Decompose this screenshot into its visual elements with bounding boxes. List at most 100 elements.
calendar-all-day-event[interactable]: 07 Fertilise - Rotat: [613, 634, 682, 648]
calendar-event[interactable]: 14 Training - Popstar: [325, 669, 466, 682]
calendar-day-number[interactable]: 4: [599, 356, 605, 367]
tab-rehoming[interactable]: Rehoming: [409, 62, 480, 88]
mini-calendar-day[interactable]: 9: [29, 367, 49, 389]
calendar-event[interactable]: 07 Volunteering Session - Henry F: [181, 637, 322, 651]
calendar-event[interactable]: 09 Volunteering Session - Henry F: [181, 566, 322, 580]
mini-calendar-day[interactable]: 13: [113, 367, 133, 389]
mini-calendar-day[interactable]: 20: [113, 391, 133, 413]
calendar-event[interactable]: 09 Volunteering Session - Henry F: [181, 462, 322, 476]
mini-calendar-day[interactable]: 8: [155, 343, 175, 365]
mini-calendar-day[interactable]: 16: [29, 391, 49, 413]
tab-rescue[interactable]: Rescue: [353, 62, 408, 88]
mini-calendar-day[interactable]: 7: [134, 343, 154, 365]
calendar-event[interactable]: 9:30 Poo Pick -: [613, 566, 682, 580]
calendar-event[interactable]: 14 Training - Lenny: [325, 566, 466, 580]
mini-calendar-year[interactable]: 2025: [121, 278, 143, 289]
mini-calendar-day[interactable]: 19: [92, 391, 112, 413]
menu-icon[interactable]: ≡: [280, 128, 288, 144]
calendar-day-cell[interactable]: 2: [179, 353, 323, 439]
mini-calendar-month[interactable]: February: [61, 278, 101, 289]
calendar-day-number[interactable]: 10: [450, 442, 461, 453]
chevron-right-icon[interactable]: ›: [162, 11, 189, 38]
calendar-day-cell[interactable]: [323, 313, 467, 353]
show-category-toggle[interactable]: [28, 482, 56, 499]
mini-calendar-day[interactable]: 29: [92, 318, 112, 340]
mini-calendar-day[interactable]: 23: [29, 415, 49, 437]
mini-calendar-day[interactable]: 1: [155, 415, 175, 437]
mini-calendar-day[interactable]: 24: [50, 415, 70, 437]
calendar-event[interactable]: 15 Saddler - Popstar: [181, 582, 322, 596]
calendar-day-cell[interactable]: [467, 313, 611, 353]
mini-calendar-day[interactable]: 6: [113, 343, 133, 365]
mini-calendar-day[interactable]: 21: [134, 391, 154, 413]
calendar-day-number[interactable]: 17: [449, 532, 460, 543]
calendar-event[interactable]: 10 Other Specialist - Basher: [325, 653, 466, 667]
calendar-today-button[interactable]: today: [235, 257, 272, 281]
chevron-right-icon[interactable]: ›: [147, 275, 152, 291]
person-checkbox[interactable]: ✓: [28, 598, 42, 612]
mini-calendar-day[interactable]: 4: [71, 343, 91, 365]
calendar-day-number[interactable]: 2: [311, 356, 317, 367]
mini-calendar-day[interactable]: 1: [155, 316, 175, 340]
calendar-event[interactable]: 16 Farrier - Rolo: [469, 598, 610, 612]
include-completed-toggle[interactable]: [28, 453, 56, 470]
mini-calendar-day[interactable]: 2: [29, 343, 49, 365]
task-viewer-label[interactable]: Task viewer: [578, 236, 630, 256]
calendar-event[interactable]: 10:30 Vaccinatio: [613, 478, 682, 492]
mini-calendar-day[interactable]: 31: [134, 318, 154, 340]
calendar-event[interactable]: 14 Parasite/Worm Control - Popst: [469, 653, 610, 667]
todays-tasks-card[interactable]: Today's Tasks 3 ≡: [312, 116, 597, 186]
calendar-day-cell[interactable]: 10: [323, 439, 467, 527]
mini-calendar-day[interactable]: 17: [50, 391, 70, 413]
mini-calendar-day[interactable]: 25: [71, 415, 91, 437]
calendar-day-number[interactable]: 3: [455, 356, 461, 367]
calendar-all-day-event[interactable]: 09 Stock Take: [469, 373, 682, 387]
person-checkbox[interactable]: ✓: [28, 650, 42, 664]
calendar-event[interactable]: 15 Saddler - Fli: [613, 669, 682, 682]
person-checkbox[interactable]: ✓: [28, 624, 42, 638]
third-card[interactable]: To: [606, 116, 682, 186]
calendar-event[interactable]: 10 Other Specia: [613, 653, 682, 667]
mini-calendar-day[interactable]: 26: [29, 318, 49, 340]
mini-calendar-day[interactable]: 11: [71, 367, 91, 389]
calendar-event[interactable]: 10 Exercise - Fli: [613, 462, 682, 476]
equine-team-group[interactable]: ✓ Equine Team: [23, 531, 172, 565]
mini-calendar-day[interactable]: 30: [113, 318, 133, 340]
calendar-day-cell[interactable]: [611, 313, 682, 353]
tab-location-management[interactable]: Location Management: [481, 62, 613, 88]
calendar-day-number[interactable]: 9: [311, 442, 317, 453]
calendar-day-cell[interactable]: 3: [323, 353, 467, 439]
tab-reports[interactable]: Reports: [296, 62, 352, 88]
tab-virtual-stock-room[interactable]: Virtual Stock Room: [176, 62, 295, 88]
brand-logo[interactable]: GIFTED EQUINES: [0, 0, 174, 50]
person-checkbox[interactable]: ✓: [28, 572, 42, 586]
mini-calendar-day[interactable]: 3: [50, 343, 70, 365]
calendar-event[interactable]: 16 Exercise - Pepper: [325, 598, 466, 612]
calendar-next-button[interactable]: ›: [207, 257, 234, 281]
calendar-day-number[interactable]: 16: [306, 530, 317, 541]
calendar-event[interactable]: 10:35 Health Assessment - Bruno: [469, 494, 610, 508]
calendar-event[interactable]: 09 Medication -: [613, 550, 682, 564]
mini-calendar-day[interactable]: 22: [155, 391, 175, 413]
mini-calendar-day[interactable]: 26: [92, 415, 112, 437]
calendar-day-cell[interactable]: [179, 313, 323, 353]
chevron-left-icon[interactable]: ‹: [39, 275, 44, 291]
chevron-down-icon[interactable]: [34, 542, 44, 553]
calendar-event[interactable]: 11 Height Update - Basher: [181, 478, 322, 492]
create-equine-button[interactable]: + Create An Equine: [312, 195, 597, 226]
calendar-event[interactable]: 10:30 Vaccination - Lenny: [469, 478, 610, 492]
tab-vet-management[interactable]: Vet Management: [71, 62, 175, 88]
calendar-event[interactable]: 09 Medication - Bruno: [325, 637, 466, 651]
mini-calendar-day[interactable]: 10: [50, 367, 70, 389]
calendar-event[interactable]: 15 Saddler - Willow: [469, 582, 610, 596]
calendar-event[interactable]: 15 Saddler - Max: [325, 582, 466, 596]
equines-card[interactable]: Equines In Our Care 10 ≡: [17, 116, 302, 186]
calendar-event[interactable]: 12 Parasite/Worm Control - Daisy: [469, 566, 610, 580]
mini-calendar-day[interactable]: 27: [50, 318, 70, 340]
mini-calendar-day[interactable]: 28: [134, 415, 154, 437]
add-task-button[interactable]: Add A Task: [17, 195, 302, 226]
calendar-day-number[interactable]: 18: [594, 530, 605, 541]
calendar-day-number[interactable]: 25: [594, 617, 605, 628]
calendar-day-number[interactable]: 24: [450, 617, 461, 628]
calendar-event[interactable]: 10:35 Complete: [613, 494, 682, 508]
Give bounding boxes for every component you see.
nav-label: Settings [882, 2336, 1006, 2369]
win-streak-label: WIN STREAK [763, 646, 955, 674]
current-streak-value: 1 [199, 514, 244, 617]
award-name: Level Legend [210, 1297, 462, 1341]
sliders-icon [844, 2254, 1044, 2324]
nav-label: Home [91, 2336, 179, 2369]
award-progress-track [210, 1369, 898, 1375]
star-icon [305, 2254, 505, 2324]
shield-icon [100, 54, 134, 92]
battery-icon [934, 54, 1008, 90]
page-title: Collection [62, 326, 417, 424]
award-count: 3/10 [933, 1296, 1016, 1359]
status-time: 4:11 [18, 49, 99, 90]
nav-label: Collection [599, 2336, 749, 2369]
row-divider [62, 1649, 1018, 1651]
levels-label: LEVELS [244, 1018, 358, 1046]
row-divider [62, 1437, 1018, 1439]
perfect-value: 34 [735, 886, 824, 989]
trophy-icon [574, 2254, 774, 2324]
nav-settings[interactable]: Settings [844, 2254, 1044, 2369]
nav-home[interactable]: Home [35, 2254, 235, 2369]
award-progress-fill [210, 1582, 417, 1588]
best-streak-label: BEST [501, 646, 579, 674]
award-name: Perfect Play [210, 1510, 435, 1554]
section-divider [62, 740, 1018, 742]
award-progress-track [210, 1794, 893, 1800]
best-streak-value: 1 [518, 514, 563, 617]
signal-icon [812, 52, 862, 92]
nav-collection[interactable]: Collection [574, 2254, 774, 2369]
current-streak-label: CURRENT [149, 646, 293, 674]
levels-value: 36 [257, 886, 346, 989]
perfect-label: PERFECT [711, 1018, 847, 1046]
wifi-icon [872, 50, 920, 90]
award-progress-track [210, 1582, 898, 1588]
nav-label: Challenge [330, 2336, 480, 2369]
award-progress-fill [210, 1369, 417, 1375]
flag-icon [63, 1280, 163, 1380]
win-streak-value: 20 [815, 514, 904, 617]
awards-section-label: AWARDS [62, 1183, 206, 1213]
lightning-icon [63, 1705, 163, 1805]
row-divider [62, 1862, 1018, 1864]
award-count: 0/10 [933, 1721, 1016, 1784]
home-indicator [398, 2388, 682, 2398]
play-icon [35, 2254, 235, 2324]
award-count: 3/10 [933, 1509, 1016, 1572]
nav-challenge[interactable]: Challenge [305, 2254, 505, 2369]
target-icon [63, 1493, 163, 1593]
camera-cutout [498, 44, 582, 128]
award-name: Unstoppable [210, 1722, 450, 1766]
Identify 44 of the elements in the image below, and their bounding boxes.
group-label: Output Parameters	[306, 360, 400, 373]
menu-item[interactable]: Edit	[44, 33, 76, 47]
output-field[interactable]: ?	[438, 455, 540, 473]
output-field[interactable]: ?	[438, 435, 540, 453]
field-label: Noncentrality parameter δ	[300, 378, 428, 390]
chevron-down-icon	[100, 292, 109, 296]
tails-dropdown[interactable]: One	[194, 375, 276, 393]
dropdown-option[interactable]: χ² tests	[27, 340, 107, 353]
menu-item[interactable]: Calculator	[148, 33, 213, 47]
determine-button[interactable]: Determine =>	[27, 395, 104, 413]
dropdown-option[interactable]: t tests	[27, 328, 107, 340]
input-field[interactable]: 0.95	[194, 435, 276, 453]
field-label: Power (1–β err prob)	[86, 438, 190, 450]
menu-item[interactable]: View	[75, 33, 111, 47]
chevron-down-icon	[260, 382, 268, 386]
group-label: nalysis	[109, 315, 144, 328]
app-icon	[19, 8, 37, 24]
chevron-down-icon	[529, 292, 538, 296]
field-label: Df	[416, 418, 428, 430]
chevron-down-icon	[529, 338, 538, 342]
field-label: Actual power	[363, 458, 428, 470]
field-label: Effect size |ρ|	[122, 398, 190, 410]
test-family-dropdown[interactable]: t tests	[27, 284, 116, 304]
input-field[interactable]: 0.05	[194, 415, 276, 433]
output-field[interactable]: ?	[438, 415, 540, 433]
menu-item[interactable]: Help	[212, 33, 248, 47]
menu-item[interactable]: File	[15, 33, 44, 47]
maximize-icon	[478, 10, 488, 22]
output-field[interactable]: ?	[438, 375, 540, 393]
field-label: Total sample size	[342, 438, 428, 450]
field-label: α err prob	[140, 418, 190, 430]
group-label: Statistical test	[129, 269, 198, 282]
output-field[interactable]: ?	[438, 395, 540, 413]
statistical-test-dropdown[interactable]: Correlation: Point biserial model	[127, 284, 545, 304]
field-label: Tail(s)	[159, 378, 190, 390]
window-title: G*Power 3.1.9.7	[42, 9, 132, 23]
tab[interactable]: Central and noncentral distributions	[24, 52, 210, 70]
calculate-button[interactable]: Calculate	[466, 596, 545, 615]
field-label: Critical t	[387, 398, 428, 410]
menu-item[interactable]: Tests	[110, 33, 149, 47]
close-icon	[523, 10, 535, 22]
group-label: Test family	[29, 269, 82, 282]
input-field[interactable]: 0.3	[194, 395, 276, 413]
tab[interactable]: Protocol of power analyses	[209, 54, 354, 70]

++++++

# [What you have to do]
Please report every row above that contains the string "section", copying each such line in full.

# [The response]
section-divider [62, 740, 1018, 742]
awards-section-label: AWARDS [62, 1183, 206, 1213]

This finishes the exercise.